● JOB
Could you copy every line from the material below in which "Works" appears?

--- begin ---

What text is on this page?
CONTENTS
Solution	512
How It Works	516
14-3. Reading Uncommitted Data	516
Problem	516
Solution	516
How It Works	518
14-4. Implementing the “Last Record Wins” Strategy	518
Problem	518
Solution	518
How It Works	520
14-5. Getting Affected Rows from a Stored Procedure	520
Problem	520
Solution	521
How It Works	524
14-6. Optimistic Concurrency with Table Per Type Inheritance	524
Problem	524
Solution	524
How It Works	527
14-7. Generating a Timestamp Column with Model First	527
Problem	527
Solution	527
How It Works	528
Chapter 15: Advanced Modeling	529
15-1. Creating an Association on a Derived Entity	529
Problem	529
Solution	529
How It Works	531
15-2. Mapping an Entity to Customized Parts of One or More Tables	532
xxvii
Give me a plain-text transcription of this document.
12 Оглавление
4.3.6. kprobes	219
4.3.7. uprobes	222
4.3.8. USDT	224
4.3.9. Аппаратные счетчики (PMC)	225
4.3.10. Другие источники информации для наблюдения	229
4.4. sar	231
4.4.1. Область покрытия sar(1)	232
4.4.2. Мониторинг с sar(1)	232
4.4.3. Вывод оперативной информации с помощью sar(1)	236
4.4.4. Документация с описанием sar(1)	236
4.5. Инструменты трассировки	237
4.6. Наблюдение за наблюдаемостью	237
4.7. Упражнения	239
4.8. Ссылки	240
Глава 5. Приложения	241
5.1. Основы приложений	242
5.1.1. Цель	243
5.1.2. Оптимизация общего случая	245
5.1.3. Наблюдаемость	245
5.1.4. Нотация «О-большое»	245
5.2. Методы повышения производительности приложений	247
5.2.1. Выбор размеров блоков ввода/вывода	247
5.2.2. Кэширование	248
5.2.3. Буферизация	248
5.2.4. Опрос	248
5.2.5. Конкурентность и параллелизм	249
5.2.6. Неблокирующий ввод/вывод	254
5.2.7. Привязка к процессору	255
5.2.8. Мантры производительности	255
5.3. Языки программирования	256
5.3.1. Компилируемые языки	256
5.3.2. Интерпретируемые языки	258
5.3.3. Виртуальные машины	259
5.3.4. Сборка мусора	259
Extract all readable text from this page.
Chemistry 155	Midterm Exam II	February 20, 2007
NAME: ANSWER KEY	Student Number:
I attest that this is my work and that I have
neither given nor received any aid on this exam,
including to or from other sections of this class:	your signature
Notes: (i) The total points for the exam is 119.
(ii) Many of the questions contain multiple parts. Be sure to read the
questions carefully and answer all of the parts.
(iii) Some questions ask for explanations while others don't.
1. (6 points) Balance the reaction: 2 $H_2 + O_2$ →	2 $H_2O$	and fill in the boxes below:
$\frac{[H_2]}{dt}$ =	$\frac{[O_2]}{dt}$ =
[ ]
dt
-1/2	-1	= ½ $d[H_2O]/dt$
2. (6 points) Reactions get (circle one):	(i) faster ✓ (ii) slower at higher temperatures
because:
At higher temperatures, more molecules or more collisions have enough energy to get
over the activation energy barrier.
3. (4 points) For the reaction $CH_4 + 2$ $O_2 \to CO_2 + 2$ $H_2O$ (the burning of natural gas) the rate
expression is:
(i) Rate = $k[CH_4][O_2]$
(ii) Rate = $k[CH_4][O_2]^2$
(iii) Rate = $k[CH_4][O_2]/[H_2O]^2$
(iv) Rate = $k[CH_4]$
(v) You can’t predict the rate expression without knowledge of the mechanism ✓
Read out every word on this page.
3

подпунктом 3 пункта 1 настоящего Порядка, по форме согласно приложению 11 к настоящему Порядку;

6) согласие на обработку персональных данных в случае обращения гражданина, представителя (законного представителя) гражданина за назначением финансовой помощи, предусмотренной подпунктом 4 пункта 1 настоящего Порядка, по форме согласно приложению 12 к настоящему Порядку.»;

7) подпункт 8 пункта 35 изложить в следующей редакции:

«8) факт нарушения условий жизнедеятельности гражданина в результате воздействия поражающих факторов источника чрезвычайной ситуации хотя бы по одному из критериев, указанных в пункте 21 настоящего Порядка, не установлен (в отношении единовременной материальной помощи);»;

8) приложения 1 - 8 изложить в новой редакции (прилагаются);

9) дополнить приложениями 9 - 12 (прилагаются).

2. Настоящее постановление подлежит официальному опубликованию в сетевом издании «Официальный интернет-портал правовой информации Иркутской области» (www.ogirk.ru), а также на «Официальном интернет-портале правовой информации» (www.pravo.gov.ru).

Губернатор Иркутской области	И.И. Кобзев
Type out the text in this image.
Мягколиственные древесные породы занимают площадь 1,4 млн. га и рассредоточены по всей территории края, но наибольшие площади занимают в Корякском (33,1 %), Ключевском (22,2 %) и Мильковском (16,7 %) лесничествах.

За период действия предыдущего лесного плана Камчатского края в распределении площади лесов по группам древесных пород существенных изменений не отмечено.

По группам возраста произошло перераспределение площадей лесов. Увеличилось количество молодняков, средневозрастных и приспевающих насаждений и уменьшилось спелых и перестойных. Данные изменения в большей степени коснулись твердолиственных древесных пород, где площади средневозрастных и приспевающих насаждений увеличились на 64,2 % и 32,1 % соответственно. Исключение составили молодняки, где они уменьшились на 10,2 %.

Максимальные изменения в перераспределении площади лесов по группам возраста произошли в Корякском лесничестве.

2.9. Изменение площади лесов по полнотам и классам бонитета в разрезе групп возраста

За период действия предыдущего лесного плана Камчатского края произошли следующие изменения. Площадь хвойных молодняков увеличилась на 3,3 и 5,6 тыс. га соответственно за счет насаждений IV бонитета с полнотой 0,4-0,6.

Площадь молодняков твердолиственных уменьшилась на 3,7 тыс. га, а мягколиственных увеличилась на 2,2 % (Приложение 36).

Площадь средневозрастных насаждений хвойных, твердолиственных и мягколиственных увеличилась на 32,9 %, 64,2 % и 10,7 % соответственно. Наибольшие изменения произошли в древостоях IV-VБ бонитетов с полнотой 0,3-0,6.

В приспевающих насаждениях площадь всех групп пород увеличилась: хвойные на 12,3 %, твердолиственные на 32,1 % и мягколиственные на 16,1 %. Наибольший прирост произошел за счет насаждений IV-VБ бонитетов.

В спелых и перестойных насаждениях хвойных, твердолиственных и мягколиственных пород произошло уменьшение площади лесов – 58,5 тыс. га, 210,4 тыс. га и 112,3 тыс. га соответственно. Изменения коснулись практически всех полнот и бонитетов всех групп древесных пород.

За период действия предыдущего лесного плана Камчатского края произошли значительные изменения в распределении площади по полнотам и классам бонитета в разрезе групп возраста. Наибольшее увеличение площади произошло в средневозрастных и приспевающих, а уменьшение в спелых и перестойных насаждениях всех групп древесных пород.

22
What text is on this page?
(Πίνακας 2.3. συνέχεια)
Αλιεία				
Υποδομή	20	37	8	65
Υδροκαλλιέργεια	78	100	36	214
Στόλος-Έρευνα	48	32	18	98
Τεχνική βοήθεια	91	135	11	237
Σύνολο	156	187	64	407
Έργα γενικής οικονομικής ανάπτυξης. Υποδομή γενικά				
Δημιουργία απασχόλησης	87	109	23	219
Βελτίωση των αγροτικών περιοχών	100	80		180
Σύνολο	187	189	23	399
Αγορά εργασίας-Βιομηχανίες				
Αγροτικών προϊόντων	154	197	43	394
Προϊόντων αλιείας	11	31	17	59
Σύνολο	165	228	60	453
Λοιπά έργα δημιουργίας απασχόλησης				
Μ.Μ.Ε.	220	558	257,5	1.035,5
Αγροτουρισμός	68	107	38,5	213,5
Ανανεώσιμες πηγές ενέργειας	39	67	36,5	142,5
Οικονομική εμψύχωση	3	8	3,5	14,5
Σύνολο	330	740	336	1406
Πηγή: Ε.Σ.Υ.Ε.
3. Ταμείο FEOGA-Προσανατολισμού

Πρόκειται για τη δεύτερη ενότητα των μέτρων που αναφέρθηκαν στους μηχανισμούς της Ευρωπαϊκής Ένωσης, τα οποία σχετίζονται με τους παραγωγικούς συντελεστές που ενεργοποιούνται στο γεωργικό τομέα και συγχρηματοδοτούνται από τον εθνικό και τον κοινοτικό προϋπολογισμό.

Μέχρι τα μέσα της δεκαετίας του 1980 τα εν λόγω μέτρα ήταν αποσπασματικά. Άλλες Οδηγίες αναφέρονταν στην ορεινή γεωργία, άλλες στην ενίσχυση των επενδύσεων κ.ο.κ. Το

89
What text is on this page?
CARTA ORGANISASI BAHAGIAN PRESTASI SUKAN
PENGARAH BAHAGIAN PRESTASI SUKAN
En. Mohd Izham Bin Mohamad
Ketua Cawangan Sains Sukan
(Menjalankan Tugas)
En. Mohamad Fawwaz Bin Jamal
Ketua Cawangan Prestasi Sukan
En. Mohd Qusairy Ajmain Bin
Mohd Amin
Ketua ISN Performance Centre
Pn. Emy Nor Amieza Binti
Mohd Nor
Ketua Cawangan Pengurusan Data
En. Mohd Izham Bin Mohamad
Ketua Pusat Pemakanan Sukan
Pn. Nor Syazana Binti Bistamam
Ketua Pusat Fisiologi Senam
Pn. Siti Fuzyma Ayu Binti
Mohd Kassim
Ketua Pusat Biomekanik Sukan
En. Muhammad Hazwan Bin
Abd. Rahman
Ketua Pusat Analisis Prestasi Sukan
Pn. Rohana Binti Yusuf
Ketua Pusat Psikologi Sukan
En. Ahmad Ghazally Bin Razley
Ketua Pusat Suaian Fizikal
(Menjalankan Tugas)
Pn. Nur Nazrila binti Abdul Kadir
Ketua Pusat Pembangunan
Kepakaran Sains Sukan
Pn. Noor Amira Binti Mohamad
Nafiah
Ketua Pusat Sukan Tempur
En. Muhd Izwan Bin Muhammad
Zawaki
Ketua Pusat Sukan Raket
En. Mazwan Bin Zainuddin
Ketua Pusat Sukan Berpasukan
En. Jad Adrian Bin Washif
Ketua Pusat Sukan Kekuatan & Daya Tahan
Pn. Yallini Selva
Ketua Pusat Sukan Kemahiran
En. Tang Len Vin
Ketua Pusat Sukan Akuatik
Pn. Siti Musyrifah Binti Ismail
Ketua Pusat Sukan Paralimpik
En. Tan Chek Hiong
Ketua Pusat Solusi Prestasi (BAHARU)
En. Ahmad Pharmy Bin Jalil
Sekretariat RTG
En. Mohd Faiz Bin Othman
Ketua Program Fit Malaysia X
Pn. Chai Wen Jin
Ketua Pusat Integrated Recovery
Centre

--- end ---

● EXPECTED ANSWER
How It Works	516
How It Works	518
How It Works	520
How It Works	524
How It Works	527
How It Works	528
How It Works	531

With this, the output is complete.